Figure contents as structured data
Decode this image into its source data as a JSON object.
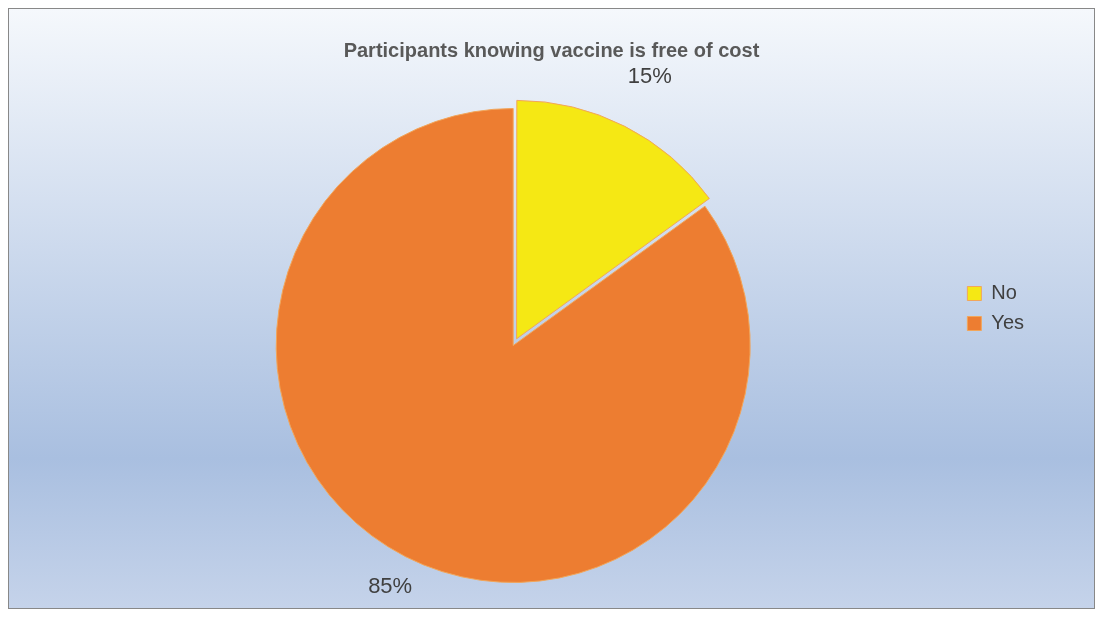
{
  "chart_data": {
    "type": "pie",
    "title": "Participants knowing vaccine is free of cost",
    "categories": [
      "No",
      "Yes"
    ],
    "values": [
      15,
      85
    ],
    "colors": [
      "#f5e814",
      "#ed7d31"
    ],
    "value_labels": [
      "15%",
      "85%"
    ],
    "legend": "right"
  }
}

» **PROBLEM**:
Transcribe every line in the entries above, taking out only the images.

» **SOLUTION FOR THIS TASK**:
Decode this image into its source data as a JSON object.
{
  "chart_data": {
    "type": "pie",
    "title": "Participants knowing vaccine is free of cost",
    "categories": [
      "No",
      "Yes"
    ],
    "values": [
      15,
      85
    ],
    "colors": [
      "#f5e814",
      "#ed7d31"
    ],
    "value_labels": [
      "15%",
      "85%"
    ],
    "legend": "right"
  }
}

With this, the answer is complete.